▸ **DATA EXCERPTS**:

╔══

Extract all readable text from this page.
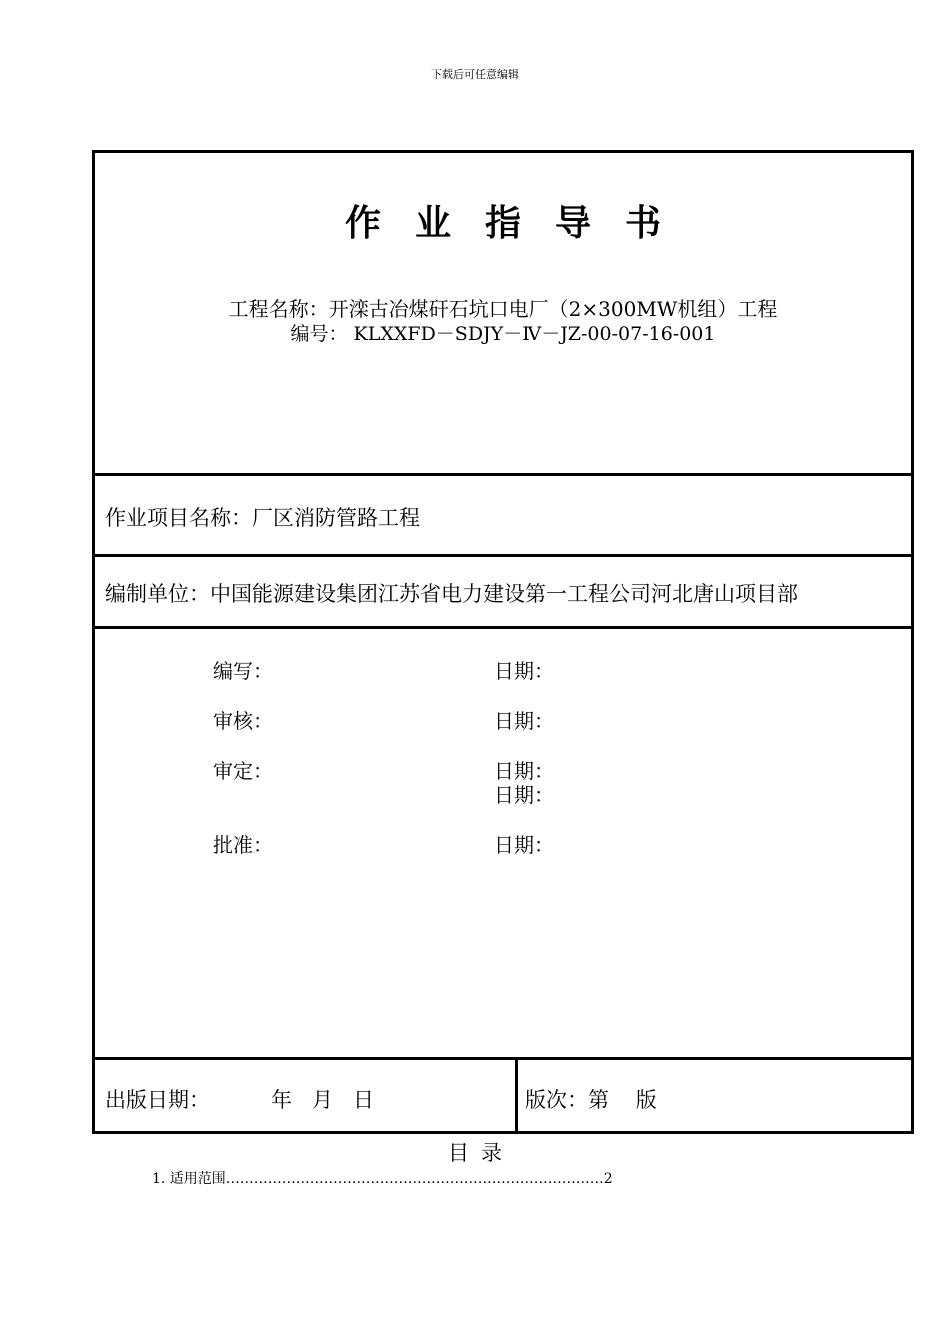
下载后可任意编辑
作业指导书
工程名称：开滦古冶煤矸石坑口电厂（2×300MW机组）工程
编号： KLXXFD－SDJY－Ⅳ－JZ-00-07-16-001
作业项目名称：厂区消防管路工程
编制单位：中国能源建设集团江苏省电力建设第一工程公司河北唐山项目部
编写：	日期：
审核：	日期：
审定：	日期：
日期：
批准：	日期：
出版日期：	年   月   日	版次：第    版
目录
1. 适用范围………………………………………………………………………2
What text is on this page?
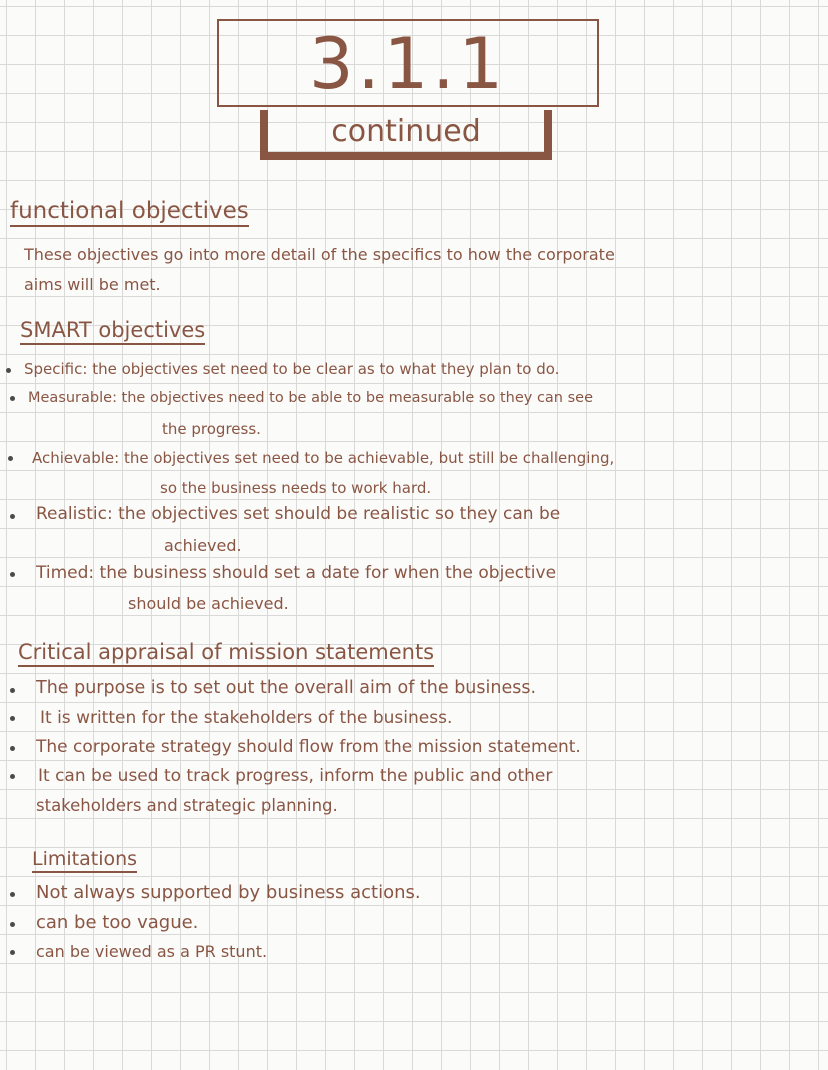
3.1.1
continued
functional objectives
These objectives go into more detail of the specifics to how the corporate
aims will be met.
SMART objectives
Specific: the objectives set need to be clear as to what they plan to do.
Measurable: the objectives need to be able to be measurable so they can see
the progress.
Achievable: the objectives set need to be achievable, but still be challenging,
so the business needs to work hard.
Realistic: the objectives set should be realistic so they can be
achieved.
Timed: the business should set a date for when the objective
should be achieved.
Critical appraisal of mission statements
The purpose is to set out the overall aim of the business.
It is written for the stakeholders of the business.
The corporate strategy should flow from the mission statement.
It can be used to track progress, inform the public and other
stakeholders and strategic planning.
Limitations
Not always supported by business actions.
can be too vague.
can be viewed as a PR stunt.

╚══

▸ **DIRECTIONS FOR THIS TASK**: Write out the data precisely as given, excluding the pictures.

▸ **FINAL RESULT**:
Extract all readable text from this page.
下载后可任意编辑
作业指导书
工程名称：开滦古冶煤矸石坑口电厂（2×300MW机组）工程
编号： KLXXFD－SDJY－Ⅳ－JZ-00-07-16-001
作业项目名称：厂区消防管路工程
编制单位：中国能源建设集团江苏省电力建设第一工程公司河北唐山项目部
编写：	日期：
审核：	日期：
审定：	日期：
日期：
批准：	日期：
出版日期：	年   月   日	版次：第    版
目录
1. 适用范围………………………………………………………………………2
What text is on this page?
3.1.1
continued
functional objectives
These objectives go into more detail of the specifics to how the corporate
aims will be met.
SMART objectives
Specific: the objectives set need to be clear as to what they plan to do.
Measurable: the objectives need to be able to be measurable so they can see
the progress.
Achievable: the objectives set need to be achievable, but still be challenging,
so the business needs to work hard.
Realistic: the objectives set should be realistic so they can be
achieved.
Timed: the business should set a date for when the objective
should be achieved.
Critical appraisal of mission statements
The purpose is to set out the overall aim of the business.
It is written for the stakeholders of the business.
The corporate strategy should flow from the mission statement.
It can be used to track progress, inform the public and other
stakeholders and strategic planning.
Limitations
Not always supported by business actions.
can be too vague.
can be viewed as a PR stunt.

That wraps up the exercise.